REQUEST: Write out the entire listing below exactly, with the pictures left out.

[Excerpt from a dataset]
********************

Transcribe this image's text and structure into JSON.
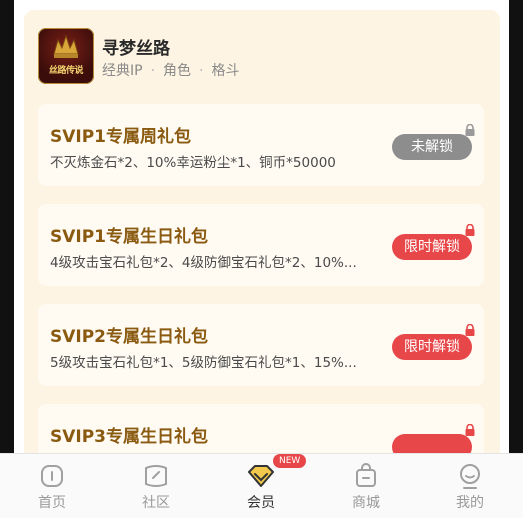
{
  "game": {
    "logo_text": "丝路传说",
    "title": "寻梦丝路",
    "tags": [
      "经典IP",
      "角色",
      "格斗"
    ]
  },
  "packs": [
    {
      "title": "SVIP1专属周礼包",
      "desc": "不灭炼金石*2、10%幸运粉尘*1、铜币*50000",
      "button": "未解锁",
      "status": "locked",
      "lock_color": "#9a9a9a"
    },
    {
      "title": "SVIP1专属生日礼包",
      "desc": "4级攻击宝石礼包*2、4级防御宝石礼包*2、10%...",
      "button": "限时解锁",
      "status": "limited",
      "lock_color": "#e8474a"
    },
    {
      "title": "SVIP2专属生日礼包",
      "desc": "5级攻击宝石礼包*1、5级防御宝石礼包*1、15%...",
      "button": "限时解锁",
      "status": "limited",
      "lock_color": "#e8474a"
    },
    {
      "title": "SVIP3专属生日礼包",
      "desc": "",
      "button": "",
      "status": "limited",
      "lock_color": "#e8474a"
    }
  ],
  "tabs": [
    {
      "label": "首页",
      "icon": "home-icon"
    },
    {
      "label": "社区",
      "icon": "community-icon"
    },
    {
      "label": "会员",
      "icon": "vip-diamond-icon",
      "badge": "NEW",
      "active": true
    },
    {
      "label": "商城",
      "icon": "shop-bag-icon"
    },
    {
      "label": "我的",
      "icon": "profile-icon"
    }
  ],
  "colors": {
    "accent_red": "#e8474a",
    "title_brown": "#8a5a10",
    "panel_bg": "#fdf4e3",
    "vip_gold": "#f2c94c"
  }
}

********************

THE SOLUTION:
Transcribe this image's text and structure into JSON.
{
  "game": {
    "logo_text": "丝路传说",
    "title": "寻梦丝路",
    "tags": [
      "经典IP",
      "角色",
      "格斗"
    ]
  },
  "packs": [
    {
      "title": "SVIP1专属周礼包",
      "desc": "不灭炼金石*2、10%幸运粉尘*1、铜币*50000",
      "button": "未解锁",
      "status": "locked",
      "lock_color": "#9a9a9a"
    },
    {
      "title": "SVIP1专属生日礼包",
      "desc": "4级攻击宝石礼包*2、4级防御宝石礼包*2、10%...",
      "button": "限时解锁",
      "status": "limited",
      "lock_color": "#e8474a"
    },
    {
      "title": "SVIP2专属生日礼包",
      "desc": "5级攻击宝石礼包*1、5级防御宝石礼包*1、15%...",
      "button": "限时解锁",
      "status": "limited",
      "lock_color": "#e8474a"
    },
    {
      "title": "SVIP3专属生日礼包",
      "desc": "",
      "button": "",
      "status": "limited",
      "lock_color": "#e8474a"
    }
  ],
  "tabs": [
    {
      "label": "首页",
      "icon": "home-icon"
    },
    {
      "label": "社区",
      "icon": "community-icon"
    },
    {
      "label": "会员",
      "icon": "vip-diamond-icon",
      "badge": "NEW",
      "active": true
    },
    {
      "label": "商城",
      "icon": "shop-bag-icon"
    },
    {
      "label": "我的",
      "icon": "profile-icon"
    }
  ],
  "colors": {
    "accent_red": "#e8474a",
    "title_brown": "#8a5a10",
    "panel_bg": "#fdf4e3",
    "vip_gold": "#f2c94c"
  }
}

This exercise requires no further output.